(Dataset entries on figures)
***

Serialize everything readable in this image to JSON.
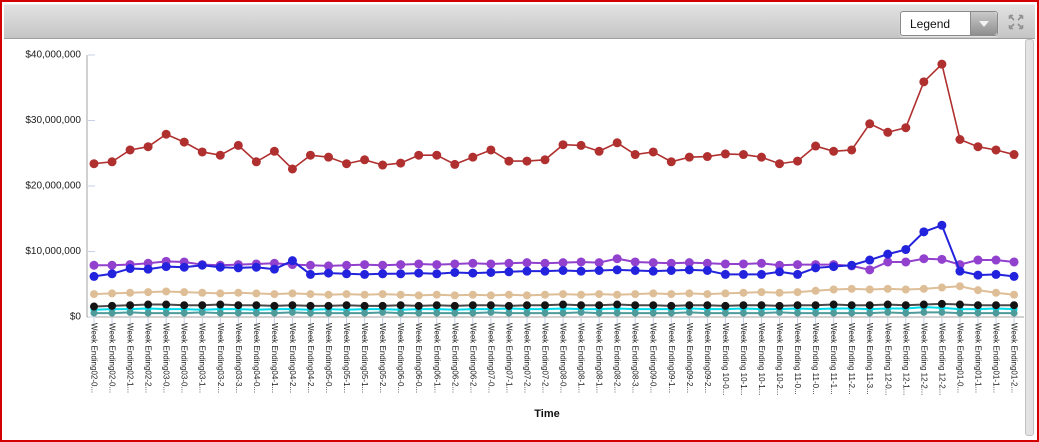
{
  "window": {
    "border_color": "#d40000",
    "toolbar_color": "#d2d2d2"
  },
  "toolbar": {
    "legend_dropdown": {
      "value": "Legend",
      "chevron_icon": "chevron-down-icon"
    },
    "expand_icon": "expand-arrows-icon",
    "icon_color": "#909090"
  },
  "chart_data": {
    "type": "line",
    "title": "",
    "xlabel": "Time",
    "ylabel": "",
    "ylim": [
      0,
      40000000
    ],
    "grid": false,
    "legend_position": "collapsed-dropdown",
    "y_tick_labels": [
      "$40,000,000",
      "$30,000,000",
      "$20,000,000",
      "$10,000,000",
      "$0"
    ],
    "y_tick_values_millions": [
      40,
      30,
      20,
      10,
      0
    ],
    "values_unit": "USD millions",
    "categories": [
      "Week Ending02-0...",
      "Week Ending02-0...",
      "Week Ending02-1...",
      "Week Ending02-2...",
      "Week Ending03-0...",
      "Week Ending03-0...",
      "Week Ending03-1...",
      "Week Ending03-2...",
      "Week Ending03-3...",
      "Week Ending04-0...",
      "Week Ending04-1...",
      "Week Ending04-2...",
      "Week Ending04-2...",
      "Week Ending05-0...",
      "Week Ending05-1...",
      "Week Ending05-1...",
      "Week Ending05-2...",
      "Week Ending06-0...",
      "Week Ending06-0...",
      "Week Ending06-1...",
      "Week Ending06-2...",
      "Week Ending06-2...",
      "Week Ending07-0...",
      "Week Ending07-1...",
      "Week Ending07-2...",
      "Week Ending07-2...",
      "Week Ending08-0...",
      "Week Ending08-1...",
      "Week Ending08-1...",
      "Week Ending08-2...",
      "Week Ending08-3...",
      "Week Ending09-0...",
      "Week Ending09-1...",
      "Week Ending09-2...",
      "Week Ending09-2...",
      "Week Ending 10-0...",
      "Week Ending 10-1...",
      "Week Ending 10-1...",
      "Week Ending 10-2...",
      "Week Ending 11-0...",
      "Week Ending 11-0...",
      "Week Ending 11-1...",
      "Week Ending 11-2...",
      "Week Ending 11-3...",
      "Week Ending 12-0...",
      "Week Ending 12-1...",
      "Week Ending 12-2...",
      "Week Ending 12-2...",
      "Week Ending01-0...",
      "Week Ending01-1...",
      "Week Ending01-1...",
      "Week Ending01-2..."
    ],
    "series": [
      {
        "name": "dark-red",
        "color": "#b03030",
        "values": [
          23.4,
          23.7,
          25.5,
          26.0,
          27.9,
          26.7,
          25.2,
          24.7,
          26.2,
          23.7,
          25.3,
          22.6,
          24.7,
          24.4,
          23.4,
          24.0,
          23.2,
          23.5,
          24.7,
          24.7,
          23.3,
          24.4,
          25.5,
          23.8,
          23.8,
          24.0,
          26.3,
          26.2,
          25.3,
          26.6,
          24.8,
          25.2,
          23.7,
          24.4,
          24.5,
          24.9,
          24.8,
          24.4,
          23.4,
          23.8,
          26.1,
          25.3,
          25.5,
          29.5,
          28.2,
          28.9,
          35.9,
          38.6,
          27.1,
          26.0,
          25.5,
          24.8
        ]
      },
      {
        "name": "blue",
        "color": "#2323dd",
        "values": [
          6.2,
          6.6,
          7.4,
          7.3,
          7.7,
          7.6,
          7.9,
          7.6,
          7.5,
          7.6,
          7.3,
          8.6,
          6.5,
          6.7,
          6.6,
          6.5,
          6.6,
          6.6,
          6.7,
          6.6,
          6.8,
          6.7,
          6.8,
          6.9,
          7.0,
          7.0,
          7.1,
          7.0,
          7.1,
          7.2,
          7.1,
          7.0,
          7.1,
          7.2,
          7.1,
          6.5,
          6.5,
          6.5,
          6.9,
          6.5,
          7.5,
          7.7,
          7.9,
          8.7,
          9.6,
          10.3,
          13.0,
          14.0,
          7.0,
          6.4,
          6.5,
          6.2
        ]
      },
      {
        "name": "purple",
        "color": "#9241ce",
        "values": [
          7.9,
          7.9,
          8.0,
          8.2,
          8.5,
          8.4,
          8.0,
          7.9,
          8.0,
          8.1,
          8.2,
          8.0,
          7.9,
          7.8,
          7.9,
          8.0,
          7.9,
          8.0,
          8.1,
          8.0,
          8.1,
          8.2,
          8.1,
          8.2,
          8.3,
          8.2,
          8.3,
          8.4,
          8.3,
          8.9,
          8.4,
          8.3,
          8.2,
          8.3,
          8.2,
          8.1,
          8.1,
          8.2,
          7.9,
          8.0,
          8.0,
          8.0,
          7.8,
          7.2,
          8.4,
          8.4,
          8.9,
          8.8,
          8.0,
          8.7,
          8.7,
          8.4
        ]
      },
      {
        "name": "tan",
        "color": "#debe96",
        "values": [
          3.5,
          3.6,
          3.7,
          3.8,
          3.9,
          3.8,
          3.7,
          3.6,
          3.7,
          3.6,
          3.5,
          3.6,
          3.5,
          3.4,
          3.5,
          3.4,
          3.5,
          3.4,
          3.3,
          3.4,
          3.3,
          3.4,
          3.3,
          3.4,
          3.3,
          3.4,
          3.5,
          3.4,
          3.5,
          3.4,
          3.5,
          3.6,
          3.5,
          3.6,
          3.5,
          3.6,
          3.7,
          3.8,
          3.7,
          3.8,
          4.0,
          4.2,
          4.3,
          4.2,
          4.3,
          4.2,
          4.3,
          4.5,
          4.7,
          4.1,
          3.7,
          3.4
        ]
      },
      {
        "name": "black",
        "color": "#141414",
        "values": [
          1.6,
          1.7,
          1.8,
          1.9,
          1.9,
          1.8,
          1.8,
          1.9,
          1.8,
          1.8,
          1.7,
          1.8,
          1.7,
          1.7,
          1.8,
          1.7,
          1.7,
          1.8,
          1.7,
          1.8,
          1.7,
          1.8,
          1.8,
          1.7,
          1.8,
          1.8,
          1.9,
          1.8,
          1.8,
          1.9,
          1.8,
          1.8,
          1.7,
          1.8,
          1.8,
          1.7,
          1.8,
          1.8,
          1.7,
          1.8,
          1.8,
          1.9,
          1.8,
          1.8,
          1.9,
          1.8,
          1.9,
          2.0,
          1.9,
          1.8,
          1.8,
          1.8
        ]
      },
      {
        "name": "cyan",
        "color": "#00dcec",
        "values": [
          1.1,
          1.2,
          1.2,
          1.3,
          1.2,
          1.2,
          1.1,
          1.2,
          1.2,
          1.1,
          1.2,
          1.2,
          1.1,
          1.2,
          1.1,
          1.2,
          1.2,
          1.1,
          1.2,
          1.2,
          1.1,
          1.2,
          1.2,
          1.3,
          1.2,
          1.2,
          1.3,
          1.2,
          1.2,
          1.3,
          1.2,
          1.2,
          1.2,
          1.3,
          1.2,
          1.2,
          1.3,
          1.2,
          1.2,
          1.3,
          1.2,
          1.3,
          1.3,
          1.2,
          1.3,
          1.3,
          1.5,
          1.4,
          1.2,
          1.2,
          1.3,
          1.2
        ]
      },
      {
        "name": "teal",
        "color": "#4e9b9b",
        "values": [
          0.6,
          0.6,
          0.7,
          0.6,
          0.6,
          0.6,
          0.7,
          0.6,
          0.6,
          0.6,
          0.6,
          0.7,
          0.6,
          0.6,
          0.6,
          0.6,
          0.7,
          0.6,
          0.6,
          0.6,
          0.6,
          0.6,
          0.7,
          0.6,
          0.6,
          0.6,
          0.6,
          0.7,
          0.6,
          0.6,
          0.6,
          0.6,
          0.6,
          0.7,
          0.6,
          0.6,
          0.6,
          0.6,
          0.7,
          0.6,
          0.6,
          0.6,
          0.6,
          0.6,
          0.7,
          0.6,
          0.7,
          0.7,
          0.6,
          0.6,
          0.6,
          0.6
        ]
      }
    ]
  }
}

***

§ **Instructions for the task**: Look through the data and show every line containing "name".

§ **Response**:
        "name": "dark-red",
        "name": "blue",
        "name": "purple",
        "name": "tan",
        "name": "black",
        "name": "cyan",
        "name": "teal",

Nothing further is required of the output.